**Task requirements**
Return the lines where the word "only" occurs.
* * *
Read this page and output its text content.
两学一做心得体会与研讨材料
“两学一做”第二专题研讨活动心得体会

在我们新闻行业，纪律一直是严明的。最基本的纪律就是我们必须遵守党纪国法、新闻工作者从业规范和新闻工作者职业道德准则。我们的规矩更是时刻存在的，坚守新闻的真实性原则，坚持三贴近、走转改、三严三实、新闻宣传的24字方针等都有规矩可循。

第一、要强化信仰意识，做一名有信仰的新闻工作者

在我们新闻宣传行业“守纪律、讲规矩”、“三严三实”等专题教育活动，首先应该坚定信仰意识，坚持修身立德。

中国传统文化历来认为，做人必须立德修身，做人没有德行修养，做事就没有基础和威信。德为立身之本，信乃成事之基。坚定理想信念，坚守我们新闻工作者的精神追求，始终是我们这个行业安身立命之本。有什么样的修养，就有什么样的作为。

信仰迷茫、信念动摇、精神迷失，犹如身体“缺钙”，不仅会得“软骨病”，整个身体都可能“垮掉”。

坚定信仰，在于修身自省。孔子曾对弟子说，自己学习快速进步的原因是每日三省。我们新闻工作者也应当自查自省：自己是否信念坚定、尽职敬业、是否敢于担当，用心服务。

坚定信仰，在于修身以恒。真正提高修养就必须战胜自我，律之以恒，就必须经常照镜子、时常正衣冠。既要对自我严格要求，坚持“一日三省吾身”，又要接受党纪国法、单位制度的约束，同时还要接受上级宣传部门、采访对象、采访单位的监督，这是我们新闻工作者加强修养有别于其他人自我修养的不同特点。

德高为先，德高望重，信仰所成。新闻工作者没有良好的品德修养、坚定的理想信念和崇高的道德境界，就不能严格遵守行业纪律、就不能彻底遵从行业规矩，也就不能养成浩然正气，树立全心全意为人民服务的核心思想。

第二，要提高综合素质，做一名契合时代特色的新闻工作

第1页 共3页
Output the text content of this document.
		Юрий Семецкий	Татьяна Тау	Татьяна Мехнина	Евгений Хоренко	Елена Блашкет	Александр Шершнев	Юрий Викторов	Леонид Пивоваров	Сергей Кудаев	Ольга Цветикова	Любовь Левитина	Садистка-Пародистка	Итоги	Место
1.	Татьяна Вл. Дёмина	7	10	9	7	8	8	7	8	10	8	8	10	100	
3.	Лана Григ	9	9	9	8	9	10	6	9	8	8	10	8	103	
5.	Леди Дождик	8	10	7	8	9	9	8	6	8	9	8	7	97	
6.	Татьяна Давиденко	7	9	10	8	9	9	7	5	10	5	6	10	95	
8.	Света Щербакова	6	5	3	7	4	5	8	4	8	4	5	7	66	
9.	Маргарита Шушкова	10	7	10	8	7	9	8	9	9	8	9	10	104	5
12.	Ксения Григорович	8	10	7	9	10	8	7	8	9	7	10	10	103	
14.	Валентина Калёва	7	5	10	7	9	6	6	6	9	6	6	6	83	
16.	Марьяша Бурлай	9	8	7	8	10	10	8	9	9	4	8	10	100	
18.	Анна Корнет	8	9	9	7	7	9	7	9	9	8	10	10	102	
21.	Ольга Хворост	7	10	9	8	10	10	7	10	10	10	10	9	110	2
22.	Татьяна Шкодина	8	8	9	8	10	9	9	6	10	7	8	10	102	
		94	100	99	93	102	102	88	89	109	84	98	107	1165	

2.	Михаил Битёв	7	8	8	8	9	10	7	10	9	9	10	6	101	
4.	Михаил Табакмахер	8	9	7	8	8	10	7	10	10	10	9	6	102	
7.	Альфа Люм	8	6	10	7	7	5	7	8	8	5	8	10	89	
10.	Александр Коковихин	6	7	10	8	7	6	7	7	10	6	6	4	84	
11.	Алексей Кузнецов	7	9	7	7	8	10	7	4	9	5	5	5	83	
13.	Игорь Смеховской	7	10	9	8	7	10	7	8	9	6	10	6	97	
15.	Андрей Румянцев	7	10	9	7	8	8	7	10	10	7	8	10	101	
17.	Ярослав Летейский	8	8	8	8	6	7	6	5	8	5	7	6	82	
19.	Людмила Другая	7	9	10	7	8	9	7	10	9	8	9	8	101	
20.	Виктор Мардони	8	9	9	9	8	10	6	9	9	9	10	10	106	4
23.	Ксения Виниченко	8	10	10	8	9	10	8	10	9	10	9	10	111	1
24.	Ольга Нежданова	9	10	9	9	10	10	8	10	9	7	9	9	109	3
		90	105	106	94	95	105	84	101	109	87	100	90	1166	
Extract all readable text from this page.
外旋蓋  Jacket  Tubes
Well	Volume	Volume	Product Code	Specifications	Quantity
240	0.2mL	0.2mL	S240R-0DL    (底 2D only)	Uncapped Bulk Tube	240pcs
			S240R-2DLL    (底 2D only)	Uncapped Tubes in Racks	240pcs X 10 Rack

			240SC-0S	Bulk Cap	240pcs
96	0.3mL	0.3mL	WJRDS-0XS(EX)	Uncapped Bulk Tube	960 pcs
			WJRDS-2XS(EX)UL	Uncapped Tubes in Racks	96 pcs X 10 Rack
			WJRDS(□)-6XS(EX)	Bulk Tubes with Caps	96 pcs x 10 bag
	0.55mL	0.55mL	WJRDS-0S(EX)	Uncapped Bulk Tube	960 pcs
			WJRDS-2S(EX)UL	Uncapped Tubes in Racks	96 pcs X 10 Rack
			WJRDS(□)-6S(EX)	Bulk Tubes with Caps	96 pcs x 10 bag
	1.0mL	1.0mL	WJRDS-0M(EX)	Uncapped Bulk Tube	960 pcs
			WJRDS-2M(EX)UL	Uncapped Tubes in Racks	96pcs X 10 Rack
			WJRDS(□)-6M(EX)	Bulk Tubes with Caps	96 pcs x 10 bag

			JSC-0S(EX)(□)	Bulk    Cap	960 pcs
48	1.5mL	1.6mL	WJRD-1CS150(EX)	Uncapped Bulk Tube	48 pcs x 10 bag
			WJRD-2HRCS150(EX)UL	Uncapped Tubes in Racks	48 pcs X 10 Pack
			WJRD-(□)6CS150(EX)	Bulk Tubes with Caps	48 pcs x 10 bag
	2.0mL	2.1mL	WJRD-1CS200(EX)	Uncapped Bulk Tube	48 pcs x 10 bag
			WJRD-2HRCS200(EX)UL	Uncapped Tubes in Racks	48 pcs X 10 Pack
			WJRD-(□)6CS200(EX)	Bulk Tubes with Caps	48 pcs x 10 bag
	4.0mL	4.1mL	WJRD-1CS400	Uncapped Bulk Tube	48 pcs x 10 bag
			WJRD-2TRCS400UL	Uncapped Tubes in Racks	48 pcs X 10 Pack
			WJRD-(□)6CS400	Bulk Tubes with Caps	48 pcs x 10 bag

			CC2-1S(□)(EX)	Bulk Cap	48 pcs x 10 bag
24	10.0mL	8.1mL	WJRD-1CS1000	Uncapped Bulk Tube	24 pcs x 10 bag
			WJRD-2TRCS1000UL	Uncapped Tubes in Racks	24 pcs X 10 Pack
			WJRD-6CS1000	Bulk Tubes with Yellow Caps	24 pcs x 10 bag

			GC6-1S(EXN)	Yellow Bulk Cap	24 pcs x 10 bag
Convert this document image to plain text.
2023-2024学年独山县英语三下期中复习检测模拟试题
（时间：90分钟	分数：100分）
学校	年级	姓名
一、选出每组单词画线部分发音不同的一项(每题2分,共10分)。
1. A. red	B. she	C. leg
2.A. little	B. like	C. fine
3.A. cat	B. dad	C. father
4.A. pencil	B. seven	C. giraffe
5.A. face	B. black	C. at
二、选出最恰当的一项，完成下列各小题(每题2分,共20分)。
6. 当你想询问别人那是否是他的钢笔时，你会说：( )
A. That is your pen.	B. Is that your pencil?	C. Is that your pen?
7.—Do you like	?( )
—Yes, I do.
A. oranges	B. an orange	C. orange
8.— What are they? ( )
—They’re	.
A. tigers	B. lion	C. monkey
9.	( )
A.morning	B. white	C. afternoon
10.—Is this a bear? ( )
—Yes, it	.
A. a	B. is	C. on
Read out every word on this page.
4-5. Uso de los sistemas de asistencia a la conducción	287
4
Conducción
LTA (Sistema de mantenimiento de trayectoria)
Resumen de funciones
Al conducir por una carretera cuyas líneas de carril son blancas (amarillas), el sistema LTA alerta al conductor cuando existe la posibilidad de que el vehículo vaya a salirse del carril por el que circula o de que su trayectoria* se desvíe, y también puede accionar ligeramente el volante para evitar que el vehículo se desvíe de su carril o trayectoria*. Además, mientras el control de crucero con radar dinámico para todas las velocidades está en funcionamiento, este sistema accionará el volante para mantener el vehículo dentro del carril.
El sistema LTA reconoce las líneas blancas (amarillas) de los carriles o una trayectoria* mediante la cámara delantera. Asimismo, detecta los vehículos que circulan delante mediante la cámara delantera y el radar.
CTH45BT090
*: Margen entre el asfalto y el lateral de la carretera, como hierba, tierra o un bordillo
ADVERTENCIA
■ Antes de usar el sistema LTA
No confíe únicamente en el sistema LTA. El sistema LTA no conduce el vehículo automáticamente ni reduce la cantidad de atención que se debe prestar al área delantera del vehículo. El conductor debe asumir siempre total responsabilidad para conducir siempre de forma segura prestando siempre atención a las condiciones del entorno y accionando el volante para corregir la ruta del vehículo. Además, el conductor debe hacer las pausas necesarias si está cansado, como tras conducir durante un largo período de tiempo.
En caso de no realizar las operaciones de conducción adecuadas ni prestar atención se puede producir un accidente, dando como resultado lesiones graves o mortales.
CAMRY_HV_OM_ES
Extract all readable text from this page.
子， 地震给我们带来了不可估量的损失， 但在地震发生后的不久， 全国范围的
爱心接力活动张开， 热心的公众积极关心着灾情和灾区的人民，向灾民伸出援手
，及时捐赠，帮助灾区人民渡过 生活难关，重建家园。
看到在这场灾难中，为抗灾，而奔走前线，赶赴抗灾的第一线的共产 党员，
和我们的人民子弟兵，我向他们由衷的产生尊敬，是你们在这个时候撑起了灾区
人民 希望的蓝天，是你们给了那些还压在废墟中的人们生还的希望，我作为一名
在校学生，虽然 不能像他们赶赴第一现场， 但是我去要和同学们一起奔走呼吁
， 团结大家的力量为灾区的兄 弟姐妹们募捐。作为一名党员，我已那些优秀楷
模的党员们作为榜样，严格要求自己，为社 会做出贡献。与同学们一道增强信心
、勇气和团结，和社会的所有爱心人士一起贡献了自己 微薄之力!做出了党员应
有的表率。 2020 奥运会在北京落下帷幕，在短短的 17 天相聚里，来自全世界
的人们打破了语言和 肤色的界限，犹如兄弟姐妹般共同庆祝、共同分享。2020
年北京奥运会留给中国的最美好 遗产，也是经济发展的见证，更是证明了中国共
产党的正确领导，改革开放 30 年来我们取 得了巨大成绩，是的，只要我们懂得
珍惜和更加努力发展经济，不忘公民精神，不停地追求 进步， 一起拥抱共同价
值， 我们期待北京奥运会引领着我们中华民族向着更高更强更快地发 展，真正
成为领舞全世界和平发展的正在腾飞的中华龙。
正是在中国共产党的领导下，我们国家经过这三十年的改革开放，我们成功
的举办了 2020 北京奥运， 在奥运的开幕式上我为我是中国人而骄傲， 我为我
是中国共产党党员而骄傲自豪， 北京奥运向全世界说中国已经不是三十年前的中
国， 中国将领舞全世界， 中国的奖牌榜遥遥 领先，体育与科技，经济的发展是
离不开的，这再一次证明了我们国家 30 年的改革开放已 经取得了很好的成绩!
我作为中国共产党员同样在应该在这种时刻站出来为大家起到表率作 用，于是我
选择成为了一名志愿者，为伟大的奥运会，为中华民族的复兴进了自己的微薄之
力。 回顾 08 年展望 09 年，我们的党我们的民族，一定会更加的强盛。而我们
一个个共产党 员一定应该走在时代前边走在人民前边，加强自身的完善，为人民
* * *
**Correct answer**
240	0.2mL	0.2mL	S240R-0DL    (底 2D only)	Uncapped Bulk Tube	240pcs
			S240R-2DLL    (底 2D only)	Uncapped Tubes in Racks	240pcs X 10 Rack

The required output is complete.